*Given entries*:
>>>>

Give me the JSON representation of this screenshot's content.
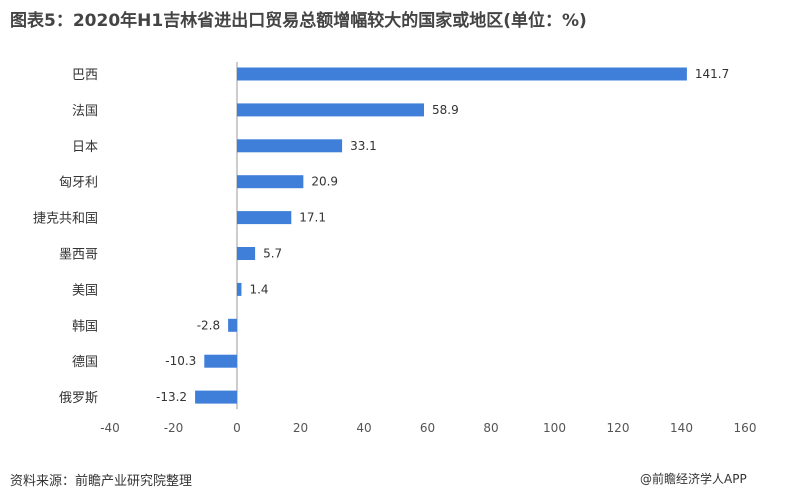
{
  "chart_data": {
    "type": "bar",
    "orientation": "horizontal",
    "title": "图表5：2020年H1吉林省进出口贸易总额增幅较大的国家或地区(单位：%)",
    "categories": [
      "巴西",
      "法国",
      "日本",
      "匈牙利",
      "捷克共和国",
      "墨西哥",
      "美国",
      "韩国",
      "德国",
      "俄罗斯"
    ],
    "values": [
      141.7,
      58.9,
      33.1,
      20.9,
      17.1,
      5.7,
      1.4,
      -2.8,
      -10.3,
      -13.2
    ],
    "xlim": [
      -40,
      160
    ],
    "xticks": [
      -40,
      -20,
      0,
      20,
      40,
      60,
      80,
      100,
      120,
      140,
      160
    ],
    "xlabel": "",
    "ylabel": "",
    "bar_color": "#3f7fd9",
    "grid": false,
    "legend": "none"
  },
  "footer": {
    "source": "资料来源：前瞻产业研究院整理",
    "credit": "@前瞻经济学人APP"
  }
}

<<<<

*What is asked*: Make an exact copy of all the material, but keep the pictures out of it.

*Expected answer*:
Give me the JSON representation of this screenshot's content.
{
  "chart_data": {
    "type": "bar",
    "orientation": "horizontal",
    "title": "图表5：2020年H1吉林省进出口贸易总额增幅较大的国家或地区(单位：%)",
    "categories": [
      "巴西",
      "法国",
      "日本",
      "匈牙利",
      "捷克共和国",
      "墨西哥",
      "美国",
      "韩国",
      "德国",
      "俄罗斯"
    ],
    "values": [
      141.7,
      58.9,
      33.1,
      20.9,
      17.1,
      5.7,
      1.4,
      -2.8,
      -10.3,
      -13.2
    ],
    "xlim": [
      -40,
      160
    ],
    "xticks": [
      -40,
      -20,
      0,
      20,
      40,
      60,
      80,
      100,
      120,
      140,
      160
    ],
    "xlabel": "",
    "ylabel": "",
    "bar_color": "#3f7fd9",
    "grid": false,
    "legend": "none"
  },
  "footer": {
    "source": "资料来源：前瞻产业研究院整理",
    "credit": "@前瞻经济学人APP"
  }
}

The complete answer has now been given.